Count how many lines of the material hold "autorizacao". Respond with that number alone.

== Records shown ==
-- Start --
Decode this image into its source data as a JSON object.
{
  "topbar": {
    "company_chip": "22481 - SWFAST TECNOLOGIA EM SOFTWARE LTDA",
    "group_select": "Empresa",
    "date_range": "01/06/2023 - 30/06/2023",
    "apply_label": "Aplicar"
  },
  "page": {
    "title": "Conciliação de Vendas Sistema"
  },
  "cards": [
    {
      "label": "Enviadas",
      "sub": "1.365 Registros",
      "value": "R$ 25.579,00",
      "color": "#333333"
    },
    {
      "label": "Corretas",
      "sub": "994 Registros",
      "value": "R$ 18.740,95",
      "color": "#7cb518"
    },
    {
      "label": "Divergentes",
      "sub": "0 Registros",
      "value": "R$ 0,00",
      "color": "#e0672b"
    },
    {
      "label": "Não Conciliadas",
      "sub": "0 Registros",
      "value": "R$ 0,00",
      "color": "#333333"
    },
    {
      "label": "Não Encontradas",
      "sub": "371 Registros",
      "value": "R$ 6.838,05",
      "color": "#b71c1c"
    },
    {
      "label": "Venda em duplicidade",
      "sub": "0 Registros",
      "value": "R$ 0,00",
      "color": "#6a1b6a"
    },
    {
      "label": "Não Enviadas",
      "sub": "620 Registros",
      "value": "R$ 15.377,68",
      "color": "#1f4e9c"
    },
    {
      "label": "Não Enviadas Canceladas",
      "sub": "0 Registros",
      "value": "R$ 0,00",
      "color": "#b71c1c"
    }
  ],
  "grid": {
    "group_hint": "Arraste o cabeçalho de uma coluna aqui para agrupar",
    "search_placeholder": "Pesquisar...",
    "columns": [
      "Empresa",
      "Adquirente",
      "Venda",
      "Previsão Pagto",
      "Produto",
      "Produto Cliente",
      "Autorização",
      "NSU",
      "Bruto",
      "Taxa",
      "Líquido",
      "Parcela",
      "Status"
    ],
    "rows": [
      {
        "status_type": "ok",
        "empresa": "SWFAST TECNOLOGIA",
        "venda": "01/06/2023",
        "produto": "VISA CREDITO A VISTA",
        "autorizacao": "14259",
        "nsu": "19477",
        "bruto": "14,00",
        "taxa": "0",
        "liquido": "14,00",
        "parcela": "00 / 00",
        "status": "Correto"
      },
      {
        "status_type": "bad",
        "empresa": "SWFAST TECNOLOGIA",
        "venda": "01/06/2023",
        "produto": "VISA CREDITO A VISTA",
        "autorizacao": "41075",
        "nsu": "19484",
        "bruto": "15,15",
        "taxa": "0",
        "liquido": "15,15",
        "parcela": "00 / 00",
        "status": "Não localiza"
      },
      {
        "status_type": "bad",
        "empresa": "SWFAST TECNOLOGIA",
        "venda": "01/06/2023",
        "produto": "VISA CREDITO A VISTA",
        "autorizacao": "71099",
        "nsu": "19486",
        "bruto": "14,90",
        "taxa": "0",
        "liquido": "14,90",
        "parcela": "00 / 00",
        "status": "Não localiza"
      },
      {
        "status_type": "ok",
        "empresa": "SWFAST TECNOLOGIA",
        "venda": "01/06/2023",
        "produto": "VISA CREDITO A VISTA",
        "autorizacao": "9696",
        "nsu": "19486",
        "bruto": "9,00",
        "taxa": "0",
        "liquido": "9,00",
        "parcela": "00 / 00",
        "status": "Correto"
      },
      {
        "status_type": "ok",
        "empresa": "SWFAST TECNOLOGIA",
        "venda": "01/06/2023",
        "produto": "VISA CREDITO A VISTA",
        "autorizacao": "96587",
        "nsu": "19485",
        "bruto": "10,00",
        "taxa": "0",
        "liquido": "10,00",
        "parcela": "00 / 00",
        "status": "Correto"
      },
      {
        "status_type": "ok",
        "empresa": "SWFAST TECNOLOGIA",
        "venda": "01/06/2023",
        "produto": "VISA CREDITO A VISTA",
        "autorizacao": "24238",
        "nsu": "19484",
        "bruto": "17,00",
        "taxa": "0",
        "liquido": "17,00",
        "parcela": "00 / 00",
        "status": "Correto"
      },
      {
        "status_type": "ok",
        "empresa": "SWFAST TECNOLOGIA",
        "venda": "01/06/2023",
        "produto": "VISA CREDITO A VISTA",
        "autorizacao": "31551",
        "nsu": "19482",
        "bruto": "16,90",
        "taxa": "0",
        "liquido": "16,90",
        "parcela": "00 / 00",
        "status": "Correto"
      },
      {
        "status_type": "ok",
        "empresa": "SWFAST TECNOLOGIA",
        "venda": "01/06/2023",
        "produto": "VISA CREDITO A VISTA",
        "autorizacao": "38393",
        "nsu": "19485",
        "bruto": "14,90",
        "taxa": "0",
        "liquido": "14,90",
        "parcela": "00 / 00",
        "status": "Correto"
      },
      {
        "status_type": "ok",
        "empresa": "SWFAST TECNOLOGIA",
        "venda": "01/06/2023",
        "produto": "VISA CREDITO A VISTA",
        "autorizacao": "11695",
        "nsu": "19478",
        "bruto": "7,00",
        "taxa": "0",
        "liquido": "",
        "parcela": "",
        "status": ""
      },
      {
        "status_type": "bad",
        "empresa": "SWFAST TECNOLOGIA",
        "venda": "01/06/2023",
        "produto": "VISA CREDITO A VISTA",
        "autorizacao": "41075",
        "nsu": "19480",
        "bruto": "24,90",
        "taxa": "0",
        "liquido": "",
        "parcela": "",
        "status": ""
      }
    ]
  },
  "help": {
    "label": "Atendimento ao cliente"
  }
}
-- End --
-- Start --
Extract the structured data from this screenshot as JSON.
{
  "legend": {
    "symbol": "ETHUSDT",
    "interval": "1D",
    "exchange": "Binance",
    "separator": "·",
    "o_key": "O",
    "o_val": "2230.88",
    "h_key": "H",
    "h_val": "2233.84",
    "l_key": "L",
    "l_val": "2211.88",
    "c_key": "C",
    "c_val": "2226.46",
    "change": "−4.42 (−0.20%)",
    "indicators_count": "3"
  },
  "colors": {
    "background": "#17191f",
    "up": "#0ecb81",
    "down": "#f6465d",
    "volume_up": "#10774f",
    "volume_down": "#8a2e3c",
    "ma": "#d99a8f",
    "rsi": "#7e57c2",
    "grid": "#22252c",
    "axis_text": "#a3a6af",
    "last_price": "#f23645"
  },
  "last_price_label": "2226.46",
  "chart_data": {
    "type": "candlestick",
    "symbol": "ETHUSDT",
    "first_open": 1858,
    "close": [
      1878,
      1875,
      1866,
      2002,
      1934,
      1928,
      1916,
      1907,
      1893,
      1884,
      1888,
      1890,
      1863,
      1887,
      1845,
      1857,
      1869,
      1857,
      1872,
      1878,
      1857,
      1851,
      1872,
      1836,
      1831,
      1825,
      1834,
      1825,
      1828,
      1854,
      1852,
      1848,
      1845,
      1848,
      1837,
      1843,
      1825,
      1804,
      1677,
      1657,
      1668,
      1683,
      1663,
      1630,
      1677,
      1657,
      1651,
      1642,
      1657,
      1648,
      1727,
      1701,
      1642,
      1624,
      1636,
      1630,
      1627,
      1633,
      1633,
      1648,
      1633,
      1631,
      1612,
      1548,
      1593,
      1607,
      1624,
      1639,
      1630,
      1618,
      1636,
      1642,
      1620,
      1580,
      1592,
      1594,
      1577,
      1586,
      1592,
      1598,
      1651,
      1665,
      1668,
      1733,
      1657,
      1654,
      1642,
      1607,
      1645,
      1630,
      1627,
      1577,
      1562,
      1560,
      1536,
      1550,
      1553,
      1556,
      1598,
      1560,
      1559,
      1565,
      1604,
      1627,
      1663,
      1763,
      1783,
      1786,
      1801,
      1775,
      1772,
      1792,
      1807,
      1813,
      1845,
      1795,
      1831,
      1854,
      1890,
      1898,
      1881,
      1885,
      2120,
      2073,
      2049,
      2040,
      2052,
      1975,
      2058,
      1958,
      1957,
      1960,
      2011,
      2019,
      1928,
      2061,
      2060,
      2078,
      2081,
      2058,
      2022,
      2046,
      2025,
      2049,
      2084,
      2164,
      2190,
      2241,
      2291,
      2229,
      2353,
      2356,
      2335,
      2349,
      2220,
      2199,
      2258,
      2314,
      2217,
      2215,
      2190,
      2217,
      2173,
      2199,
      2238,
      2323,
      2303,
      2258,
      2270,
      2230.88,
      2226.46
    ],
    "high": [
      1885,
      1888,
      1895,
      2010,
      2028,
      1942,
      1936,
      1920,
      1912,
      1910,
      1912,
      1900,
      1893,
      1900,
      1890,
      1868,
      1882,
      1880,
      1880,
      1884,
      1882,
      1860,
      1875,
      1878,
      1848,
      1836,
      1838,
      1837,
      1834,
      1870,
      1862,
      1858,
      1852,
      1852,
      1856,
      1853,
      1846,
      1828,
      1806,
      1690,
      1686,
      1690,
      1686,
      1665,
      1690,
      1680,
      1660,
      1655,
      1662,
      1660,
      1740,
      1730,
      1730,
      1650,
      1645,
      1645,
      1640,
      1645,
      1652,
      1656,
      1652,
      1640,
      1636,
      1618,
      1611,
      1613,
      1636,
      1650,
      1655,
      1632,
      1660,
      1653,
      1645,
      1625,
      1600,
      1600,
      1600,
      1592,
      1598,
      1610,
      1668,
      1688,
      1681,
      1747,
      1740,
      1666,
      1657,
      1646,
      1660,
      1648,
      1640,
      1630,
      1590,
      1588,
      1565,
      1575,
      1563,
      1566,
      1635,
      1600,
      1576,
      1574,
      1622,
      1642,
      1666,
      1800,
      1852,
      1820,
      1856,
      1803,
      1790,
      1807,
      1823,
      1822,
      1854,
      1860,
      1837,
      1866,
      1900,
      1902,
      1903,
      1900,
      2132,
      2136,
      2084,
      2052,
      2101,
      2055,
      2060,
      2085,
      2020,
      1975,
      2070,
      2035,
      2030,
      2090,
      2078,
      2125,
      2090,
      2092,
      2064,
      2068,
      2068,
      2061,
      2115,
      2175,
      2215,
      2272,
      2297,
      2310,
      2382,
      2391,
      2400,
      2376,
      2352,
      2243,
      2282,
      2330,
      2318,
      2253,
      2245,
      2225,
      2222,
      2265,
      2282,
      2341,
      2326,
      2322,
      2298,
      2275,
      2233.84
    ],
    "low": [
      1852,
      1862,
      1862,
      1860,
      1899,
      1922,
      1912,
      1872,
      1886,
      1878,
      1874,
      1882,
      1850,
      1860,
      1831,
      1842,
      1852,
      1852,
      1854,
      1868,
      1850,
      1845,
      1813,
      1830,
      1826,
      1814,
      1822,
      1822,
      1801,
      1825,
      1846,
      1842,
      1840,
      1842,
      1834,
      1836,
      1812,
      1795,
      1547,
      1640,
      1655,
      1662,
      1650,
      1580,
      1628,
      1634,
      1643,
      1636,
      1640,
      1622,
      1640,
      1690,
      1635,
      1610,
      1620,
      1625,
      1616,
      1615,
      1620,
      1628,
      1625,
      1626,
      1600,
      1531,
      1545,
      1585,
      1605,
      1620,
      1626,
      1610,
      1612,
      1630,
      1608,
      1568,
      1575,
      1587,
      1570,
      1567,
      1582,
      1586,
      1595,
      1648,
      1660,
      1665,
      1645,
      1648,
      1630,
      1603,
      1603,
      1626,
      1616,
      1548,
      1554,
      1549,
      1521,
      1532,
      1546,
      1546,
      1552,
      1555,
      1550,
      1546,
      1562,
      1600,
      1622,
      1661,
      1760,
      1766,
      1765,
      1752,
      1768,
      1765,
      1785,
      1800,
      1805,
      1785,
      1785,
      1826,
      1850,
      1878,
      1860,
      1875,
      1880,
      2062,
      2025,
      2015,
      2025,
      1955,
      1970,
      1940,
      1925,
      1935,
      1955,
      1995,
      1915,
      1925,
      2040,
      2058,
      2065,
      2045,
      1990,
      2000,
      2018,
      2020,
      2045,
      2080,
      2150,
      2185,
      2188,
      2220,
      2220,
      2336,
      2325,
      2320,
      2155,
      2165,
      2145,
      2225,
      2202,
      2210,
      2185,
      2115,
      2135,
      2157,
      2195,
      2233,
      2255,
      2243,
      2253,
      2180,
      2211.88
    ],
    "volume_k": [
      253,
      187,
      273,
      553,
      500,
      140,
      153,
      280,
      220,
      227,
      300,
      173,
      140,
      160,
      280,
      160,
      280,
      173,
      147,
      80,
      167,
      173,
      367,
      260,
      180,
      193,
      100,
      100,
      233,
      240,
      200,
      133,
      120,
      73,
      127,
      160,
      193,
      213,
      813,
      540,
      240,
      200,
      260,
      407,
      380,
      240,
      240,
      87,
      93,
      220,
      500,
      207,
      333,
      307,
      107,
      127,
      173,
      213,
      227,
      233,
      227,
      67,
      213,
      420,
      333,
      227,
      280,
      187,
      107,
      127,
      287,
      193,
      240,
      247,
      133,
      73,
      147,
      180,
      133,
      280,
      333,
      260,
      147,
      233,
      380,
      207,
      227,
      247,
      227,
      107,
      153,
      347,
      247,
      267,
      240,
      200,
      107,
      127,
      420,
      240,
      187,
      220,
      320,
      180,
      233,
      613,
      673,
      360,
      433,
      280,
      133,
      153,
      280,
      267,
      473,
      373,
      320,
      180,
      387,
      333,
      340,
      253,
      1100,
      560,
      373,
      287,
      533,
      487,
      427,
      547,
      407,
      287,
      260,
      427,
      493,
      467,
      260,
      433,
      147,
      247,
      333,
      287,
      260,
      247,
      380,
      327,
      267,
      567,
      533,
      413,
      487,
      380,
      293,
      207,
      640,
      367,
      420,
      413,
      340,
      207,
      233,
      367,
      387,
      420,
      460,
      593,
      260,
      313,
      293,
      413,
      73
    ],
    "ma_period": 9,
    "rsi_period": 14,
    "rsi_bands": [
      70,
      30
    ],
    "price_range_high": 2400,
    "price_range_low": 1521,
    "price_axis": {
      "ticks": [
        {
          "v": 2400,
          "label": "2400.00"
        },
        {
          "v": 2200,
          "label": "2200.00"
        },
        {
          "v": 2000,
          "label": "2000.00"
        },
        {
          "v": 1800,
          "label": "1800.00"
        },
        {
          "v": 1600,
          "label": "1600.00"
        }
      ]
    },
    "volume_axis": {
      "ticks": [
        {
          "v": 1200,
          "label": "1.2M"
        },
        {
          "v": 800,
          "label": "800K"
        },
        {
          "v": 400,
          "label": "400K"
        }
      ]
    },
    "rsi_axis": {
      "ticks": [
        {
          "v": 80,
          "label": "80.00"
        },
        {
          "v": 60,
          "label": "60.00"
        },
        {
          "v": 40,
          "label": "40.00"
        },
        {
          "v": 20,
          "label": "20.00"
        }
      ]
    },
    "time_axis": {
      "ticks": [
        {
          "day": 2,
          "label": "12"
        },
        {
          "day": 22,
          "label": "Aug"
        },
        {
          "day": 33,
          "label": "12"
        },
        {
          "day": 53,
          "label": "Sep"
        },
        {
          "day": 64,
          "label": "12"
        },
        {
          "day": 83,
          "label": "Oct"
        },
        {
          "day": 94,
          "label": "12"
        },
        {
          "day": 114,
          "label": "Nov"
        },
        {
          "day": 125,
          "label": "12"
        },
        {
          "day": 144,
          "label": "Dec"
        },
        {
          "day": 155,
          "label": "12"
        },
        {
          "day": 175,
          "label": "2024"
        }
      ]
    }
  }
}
-- End --
== Final answer ==
10